Each entry below is to be extracted exactly.

Records about charts and figures:
* * * * * * * * *

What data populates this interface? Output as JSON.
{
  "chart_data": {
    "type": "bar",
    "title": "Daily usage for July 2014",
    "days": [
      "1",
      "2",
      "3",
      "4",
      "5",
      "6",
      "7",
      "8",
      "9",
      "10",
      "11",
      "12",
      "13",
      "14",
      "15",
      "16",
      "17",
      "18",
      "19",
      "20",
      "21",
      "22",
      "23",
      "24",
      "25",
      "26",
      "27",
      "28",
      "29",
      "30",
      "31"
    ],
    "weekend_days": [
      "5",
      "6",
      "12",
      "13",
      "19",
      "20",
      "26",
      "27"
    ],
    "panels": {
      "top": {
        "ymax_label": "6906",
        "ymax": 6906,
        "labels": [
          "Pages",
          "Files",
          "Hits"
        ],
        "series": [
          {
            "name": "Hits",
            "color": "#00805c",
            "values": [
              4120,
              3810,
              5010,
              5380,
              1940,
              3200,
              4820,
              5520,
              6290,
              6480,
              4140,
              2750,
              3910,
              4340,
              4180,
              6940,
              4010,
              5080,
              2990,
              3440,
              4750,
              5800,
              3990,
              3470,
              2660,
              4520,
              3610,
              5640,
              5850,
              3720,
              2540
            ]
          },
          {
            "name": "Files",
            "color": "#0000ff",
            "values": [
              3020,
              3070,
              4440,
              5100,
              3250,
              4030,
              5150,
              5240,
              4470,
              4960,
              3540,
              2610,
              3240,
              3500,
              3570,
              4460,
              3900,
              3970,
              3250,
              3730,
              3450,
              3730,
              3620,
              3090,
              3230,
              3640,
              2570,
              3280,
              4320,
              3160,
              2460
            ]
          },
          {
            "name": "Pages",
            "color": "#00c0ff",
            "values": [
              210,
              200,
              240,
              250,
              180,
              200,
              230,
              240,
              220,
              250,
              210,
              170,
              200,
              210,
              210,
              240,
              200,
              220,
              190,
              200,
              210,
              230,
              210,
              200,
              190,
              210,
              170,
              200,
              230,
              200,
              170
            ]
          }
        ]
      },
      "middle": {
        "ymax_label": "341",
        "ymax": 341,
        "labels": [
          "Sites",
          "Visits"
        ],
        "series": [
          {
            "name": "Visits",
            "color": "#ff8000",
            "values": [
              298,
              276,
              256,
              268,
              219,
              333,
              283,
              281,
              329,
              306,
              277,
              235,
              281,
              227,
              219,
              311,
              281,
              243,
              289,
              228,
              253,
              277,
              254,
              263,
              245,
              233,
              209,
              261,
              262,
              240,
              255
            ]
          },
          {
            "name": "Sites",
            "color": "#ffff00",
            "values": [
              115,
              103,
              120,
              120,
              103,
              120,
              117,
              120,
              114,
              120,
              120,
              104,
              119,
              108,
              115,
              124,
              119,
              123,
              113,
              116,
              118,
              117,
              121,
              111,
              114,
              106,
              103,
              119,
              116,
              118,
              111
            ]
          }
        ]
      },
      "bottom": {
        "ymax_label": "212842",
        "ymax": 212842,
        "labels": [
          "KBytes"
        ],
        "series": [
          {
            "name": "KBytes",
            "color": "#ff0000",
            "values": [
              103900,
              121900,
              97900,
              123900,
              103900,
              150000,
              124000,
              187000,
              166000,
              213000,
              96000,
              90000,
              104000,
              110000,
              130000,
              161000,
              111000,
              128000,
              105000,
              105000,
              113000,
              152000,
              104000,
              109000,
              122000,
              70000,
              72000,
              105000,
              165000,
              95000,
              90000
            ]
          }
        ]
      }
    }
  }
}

* * * * * * * * *

▶ **ANSWER BELOW**
What data populates this interface? Output as JSON.
{
  "chart_data": {
    "type": "bar",
    "title": "Daily usage for July 2014",
    "days": [
      "1",
      "2",
      "3",
      "4",
      "5",
      "6",
      "7",
      "8",
      "9",
      "10",
      "11",
      "12",
      "13",
      "14",
      "15",
      "16",
      "17",
      "18",
      "19",
      "20",
      "21",
      "22",
      "23",
      "24",
      "25",
      "26",
      "27",
      "28",
      "29",
      "30",
      "31"
    ],
    "weekend_days": [
      "5",
      "6",
      "12",
      "13",
      "19",
      "20",
      "26",
      "27"
    ],
    "panels": {
      "top": {
        "ymax_label": "6906",
        "ymax": 6906,
        "labels": [
          "Pages",
          "Files",
          "Hits"
        ],
        "series": [
          {
            "name": "Hits",
            "color": "#00805c",
            "values": [
              4120,
              3810,
              5010,
              5380,
              1940,
              3200,
              4820,
              5520,
              6290,
              6480,
              4140,
              2750,
              3910,
              4340,
              4180,
              6940,
              4010,
              5080,
              2990,
              3440,
              4750,
              5800,
              3990,
              3470,
              2660,
              4520,
              3610,
              5640,
              5850,
              3720,
              2540
            ]
          },
          {
            "name": "Files",
            "color": "#0000ff",
            "values": [
              3020,
              3070,
              4440,
              5100,
              3250,
              4030,
              5150,
              5240,
              4470,
              4960,
              3540,
              2610,
              3240,
              3500,
              3570,
              4460,
              3900,
              3970,
              3250,
              3730,
              3450,
              3730,
              3620,
              3090,
              3230,
              3640,
              2570,
              3280,
              4320,
              3160,
              2460
            ]
          },
          {
            "name": "Pages",
            "color": "#00c0ff",
            "values": [
              210,
              200,
              240,
              250,
              180,
              200,
              230,
              240,
              220,
              250,
              210,
              170,
              200,
              210,
              210,
              240,
              200,
              220,
              190,
              200,
              210,
              230,
              210,
              200,
              190,
              210,
              170,
              200,
              230,
              200,
              170
            ]
          }
        ]
      },
      "middle": {
        "ymax_label": "341",
        "ymax": 341,
        "labels": [
          "Sites",
          "Visits"
        ],
        "series": [
          {
            "name": "Visits",
            "color": "#ff8000",
            "values": [
              298,
              276,
              256,
              268,
              219,
              333,
              283,
              281,
              329,
              306,
              277,
              235,
              281,
              227,
              219,
              311,
              281,
              243,
              289,
              228,
              253,
              277,
              254,
              263,
              245,
              233,
              209,
              261,
              262,
              240,
              255
            ]
          },
          {
            "name": "Sites",
            "color": "#ffff00",
            "values": [
              115,
              103,
              120,
              120,
              103,
              120,
              117,
              120,
              114,
              120,
              120,
              104,
              119,
              108,
              115,
              124,
              119,
              123,
              113,
              116,
              118,
              117,
              121,
              111,
              114,
              106,
              103,
              119,
              116,
              118,
              111
            ]
          }
        ]
      },
      "bottom": {
        "ymax_label": "212842",
        "ymax": 212842,
        "labels": [
          "KBytes"
        ],
        "series": [
          {
            "name": "KBytes",
            "color": "#ff0000",
            "values": [
              103900,
              121900,
              97900,
              123900,
              103900,
              150000,
              124000,
              187000,
              166000,
              213000,
              96000,
              90000,
              104000,
              110000,
              130000,
              161000,
              111000,
              128000,
              105000,
              105000,
              113000,
              152000,
              104000,
              109000,
              122000,
              70000,
              72000,
              105000,
              165000,
              95000,
              90000
            ]
          }
        ]
      }
    }
  }
}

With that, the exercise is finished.